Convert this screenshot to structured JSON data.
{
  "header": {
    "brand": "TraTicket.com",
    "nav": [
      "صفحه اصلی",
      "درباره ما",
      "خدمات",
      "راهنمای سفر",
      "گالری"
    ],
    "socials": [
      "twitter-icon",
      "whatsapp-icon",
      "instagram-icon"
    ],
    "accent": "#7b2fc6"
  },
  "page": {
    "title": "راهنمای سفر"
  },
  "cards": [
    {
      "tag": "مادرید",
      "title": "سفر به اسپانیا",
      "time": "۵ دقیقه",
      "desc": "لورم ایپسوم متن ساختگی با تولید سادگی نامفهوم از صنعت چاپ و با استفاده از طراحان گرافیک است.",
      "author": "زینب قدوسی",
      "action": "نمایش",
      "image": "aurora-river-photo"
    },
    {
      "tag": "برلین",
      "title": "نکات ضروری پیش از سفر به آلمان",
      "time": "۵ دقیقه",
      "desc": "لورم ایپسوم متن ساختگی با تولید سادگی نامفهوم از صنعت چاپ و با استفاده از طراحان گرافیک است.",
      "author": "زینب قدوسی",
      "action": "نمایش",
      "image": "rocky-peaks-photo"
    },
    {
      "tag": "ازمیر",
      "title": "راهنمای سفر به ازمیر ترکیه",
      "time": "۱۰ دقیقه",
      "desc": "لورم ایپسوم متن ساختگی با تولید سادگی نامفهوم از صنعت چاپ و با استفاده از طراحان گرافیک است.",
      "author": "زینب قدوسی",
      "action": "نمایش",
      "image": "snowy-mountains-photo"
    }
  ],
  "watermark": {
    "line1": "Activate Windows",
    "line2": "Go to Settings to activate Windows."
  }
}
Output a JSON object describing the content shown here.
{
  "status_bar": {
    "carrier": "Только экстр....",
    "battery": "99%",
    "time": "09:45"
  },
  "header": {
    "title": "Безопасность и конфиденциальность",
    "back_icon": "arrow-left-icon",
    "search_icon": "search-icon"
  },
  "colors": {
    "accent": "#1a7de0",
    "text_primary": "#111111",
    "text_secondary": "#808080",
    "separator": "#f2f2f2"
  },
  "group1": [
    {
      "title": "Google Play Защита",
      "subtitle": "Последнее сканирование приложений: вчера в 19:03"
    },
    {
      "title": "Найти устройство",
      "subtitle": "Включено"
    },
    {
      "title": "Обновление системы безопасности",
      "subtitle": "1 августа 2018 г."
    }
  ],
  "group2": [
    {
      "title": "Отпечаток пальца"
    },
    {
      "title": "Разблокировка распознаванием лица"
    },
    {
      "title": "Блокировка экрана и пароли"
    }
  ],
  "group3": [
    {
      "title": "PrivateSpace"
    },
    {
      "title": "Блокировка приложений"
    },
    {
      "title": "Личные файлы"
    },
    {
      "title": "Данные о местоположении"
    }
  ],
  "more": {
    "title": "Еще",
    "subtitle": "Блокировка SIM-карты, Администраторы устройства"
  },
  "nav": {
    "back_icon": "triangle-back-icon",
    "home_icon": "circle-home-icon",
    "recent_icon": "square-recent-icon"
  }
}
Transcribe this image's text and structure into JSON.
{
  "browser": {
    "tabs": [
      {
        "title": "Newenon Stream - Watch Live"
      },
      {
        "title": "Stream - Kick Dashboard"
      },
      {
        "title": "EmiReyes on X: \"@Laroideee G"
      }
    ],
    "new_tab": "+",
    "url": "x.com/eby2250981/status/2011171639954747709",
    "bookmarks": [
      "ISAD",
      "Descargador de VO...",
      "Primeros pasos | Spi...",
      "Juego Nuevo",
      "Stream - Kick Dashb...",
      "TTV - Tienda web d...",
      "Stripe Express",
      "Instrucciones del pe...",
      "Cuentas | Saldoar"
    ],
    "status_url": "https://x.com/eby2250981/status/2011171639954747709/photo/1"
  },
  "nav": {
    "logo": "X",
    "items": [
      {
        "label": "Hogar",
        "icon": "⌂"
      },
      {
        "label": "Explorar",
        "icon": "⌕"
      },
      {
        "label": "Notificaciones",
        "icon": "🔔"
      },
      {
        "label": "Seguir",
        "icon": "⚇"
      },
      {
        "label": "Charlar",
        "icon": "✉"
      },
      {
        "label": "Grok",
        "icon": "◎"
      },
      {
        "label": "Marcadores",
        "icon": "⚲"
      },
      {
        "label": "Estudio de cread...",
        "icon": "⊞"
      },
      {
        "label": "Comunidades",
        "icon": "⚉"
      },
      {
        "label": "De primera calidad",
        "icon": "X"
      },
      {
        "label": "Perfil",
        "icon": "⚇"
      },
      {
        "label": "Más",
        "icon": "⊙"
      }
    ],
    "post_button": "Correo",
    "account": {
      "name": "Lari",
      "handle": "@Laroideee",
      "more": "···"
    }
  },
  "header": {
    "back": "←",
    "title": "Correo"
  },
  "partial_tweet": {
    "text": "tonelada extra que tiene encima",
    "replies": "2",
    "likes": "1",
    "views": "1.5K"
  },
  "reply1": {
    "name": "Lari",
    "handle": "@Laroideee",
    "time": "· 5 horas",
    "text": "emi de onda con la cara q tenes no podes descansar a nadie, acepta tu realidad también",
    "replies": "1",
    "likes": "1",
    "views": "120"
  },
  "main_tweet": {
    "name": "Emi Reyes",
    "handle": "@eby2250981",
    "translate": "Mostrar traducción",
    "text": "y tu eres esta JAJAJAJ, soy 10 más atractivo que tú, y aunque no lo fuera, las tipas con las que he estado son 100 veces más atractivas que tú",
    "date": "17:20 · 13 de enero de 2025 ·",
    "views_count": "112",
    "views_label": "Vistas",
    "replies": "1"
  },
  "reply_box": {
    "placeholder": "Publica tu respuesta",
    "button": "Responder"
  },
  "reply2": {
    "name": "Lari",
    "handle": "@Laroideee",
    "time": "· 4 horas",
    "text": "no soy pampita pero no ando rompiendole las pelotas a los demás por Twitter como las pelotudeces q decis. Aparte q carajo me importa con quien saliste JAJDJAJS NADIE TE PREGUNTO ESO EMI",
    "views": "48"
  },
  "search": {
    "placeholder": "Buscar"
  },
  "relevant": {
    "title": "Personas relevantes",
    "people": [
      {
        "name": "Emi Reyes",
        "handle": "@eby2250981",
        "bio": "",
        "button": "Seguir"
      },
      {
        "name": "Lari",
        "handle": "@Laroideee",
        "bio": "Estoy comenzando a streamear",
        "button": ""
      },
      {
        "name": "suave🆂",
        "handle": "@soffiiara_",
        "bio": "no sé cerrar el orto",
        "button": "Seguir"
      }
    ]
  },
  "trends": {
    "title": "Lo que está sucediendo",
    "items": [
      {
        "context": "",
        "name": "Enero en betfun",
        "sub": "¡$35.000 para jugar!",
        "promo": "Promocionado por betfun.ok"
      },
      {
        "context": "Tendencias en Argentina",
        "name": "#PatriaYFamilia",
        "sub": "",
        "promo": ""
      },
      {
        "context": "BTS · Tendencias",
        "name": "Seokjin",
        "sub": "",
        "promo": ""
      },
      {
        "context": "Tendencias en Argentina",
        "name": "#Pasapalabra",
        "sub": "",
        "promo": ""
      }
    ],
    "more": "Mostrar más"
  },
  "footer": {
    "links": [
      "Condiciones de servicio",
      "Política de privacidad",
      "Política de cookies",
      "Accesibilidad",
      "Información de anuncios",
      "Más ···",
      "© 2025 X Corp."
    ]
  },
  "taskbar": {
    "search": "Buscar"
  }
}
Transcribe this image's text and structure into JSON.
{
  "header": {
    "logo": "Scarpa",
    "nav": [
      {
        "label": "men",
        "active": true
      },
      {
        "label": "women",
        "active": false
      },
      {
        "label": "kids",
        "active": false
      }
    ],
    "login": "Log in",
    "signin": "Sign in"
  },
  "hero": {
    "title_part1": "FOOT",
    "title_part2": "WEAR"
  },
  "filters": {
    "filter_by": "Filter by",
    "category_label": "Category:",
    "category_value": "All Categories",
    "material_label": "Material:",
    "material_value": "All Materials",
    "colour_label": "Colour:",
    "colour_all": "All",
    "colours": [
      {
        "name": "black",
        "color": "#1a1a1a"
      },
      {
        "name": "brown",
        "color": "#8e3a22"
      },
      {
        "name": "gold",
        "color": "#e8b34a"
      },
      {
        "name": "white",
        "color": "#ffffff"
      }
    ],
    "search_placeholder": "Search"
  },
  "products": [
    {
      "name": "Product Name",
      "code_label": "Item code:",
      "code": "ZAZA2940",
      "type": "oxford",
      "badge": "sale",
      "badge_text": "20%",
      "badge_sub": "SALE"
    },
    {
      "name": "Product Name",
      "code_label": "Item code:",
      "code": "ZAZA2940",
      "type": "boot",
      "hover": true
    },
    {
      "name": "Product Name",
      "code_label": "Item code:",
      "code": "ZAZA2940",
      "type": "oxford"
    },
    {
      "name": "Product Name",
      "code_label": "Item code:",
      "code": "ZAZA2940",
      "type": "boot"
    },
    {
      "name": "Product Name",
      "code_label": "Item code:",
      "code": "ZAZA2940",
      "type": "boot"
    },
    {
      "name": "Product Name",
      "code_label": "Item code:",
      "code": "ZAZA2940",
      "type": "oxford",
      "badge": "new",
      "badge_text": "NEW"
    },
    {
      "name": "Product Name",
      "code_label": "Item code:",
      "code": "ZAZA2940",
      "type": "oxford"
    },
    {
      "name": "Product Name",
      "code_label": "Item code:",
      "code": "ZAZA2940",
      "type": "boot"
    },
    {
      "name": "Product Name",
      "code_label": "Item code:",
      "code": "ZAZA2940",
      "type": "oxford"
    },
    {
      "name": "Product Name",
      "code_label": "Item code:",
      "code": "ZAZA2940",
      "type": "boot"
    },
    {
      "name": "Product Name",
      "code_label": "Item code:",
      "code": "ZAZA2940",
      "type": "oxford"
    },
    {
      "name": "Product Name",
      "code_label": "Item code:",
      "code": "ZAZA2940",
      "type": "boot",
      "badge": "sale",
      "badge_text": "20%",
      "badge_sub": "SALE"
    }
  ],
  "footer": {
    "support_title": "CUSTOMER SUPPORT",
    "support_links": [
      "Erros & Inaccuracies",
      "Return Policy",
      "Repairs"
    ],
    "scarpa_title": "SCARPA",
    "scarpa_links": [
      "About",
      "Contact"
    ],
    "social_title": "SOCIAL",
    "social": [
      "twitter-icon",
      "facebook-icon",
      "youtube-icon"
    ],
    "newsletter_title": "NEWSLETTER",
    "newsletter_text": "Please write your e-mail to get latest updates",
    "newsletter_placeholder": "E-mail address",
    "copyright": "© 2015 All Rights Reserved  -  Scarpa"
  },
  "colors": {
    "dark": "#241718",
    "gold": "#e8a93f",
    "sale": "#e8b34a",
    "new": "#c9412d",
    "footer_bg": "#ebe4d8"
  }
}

Request -
Return every line in the listing that contains the word "Laroideee".

Exercise answer -
        "title": "EmiReyes on X: \"@Laroideee G"
      "handle": "@Laroideee",
    "handle": "@Laroideee",
    "handle": "@Laroideee",
        "handle": "@Laroideee",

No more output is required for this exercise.